Task goal ▸
Your task is to filter the data below down to the lines holding "الشكل".

Material supplied ▸
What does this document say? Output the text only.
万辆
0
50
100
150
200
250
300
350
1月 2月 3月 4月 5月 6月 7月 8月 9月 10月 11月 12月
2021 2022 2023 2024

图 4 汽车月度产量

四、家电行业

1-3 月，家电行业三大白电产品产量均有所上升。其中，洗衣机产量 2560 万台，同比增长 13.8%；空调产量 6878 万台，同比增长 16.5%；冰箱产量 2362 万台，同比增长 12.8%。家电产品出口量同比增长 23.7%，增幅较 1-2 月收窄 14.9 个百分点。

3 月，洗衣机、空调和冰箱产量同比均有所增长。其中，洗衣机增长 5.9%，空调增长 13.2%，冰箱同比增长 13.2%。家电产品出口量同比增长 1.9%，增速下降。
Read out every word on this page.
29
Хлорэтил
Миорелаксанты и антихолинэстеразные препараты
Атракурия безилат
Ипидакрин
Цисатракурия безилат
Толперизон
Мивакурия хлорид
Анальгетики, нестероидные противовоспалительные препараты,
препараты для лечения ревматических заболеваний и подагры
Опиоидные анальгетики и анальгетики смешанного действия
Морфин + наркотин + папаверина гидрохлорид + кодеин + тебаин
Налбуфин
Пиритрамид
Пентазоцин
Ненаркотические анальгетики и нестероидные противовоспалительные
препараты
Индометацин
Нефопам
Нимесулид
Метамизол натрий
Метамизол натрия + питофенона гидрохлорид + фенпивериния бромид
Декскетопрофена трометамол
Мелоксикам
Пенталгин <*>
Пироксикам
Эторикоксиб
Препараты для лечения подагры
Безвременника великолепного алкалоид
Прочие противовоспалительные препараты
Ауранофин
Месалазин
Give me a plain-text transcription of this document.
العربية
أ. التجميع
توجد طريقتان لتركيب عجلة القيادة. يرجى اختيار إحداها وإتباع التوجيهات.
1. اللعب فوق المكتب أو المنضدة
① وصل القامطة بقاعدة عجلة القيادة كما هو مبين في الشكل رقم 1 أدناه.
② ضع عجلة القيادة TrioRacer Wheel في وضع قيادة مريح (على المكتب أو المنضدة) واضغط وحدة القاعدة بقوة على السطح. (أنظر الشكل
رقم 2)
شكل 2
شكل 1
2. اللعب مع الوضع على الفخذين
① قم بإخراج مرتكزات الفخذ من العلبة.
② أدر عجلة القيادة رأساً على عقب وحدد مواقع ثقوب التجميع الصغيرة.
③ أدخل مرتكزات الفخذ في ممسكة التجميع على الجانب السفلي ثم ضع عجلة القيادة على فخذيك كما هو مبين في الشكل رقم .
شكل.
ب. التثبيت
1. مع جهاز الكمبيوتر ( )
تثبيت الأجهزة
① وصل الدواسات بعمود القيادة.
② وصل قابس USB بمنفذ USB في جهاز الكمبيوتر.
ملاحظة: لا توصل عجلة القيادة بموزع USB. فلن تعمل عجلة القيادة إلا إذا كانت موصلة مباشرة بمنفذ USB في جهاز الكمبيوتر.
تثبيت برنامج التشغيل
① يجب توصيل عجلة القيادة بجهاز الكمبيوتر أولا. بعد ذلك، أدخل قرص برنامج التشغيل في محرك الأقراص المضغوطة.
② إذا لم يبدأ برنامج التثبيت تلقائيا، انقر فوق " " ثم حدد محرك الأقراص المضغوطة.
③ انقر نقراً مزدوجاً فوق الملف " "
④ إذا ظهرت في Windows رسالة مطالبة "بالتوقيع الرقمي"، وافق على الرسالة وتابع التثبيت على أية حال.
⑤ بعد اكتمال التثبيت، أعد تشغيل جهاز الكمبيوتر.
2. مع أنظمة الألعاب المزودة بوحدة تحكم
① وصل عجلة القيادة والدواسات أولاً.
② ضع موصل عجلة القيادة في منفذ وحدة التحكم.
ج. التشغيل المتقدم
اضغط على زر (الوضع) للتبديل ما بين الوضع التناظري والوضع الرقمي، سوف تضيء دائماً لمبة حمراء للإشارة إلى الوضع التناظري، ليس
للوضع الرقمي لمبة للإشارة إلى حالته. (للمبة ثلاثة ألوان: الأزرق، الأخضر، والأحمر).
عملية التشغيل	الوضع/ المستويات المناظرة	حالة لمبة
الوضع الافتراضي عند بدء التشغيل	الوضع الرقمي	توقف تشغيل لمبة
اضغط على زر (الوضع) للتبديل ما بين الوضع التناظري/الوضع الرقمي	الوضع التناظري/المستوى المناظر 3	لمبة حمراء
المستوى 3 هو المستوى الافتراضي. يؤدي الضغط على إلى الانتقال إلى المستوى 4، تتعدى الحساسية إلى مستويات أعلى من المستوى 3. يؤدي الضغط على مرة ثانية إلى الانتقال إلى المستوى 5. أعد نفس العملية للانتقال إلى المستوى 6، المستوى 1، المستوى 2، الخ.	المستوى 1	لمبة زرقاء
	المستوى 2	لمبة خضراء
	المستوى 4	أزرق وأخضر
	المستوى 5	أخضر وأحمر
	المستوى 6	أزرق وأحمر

Right answer ▸
① وصل القامطة بقاعدة عجلة القيادة كما هو مبين في الشكل رقم 1 أدناه.
② ضع عجلة القيادة TrioRacer Wheel في وضع قيادة مريح (على المكتب أو المنضدة) واضغط وحدة القاعدة بقوة على السطح. (أنظر الشكل
③ أدخل مرتكزات الفخذ في ممسكة التجميع على الجانب السفلي ثم ضع عجلة القيادة على فخذيك كما هو مبين في الشكل رقم .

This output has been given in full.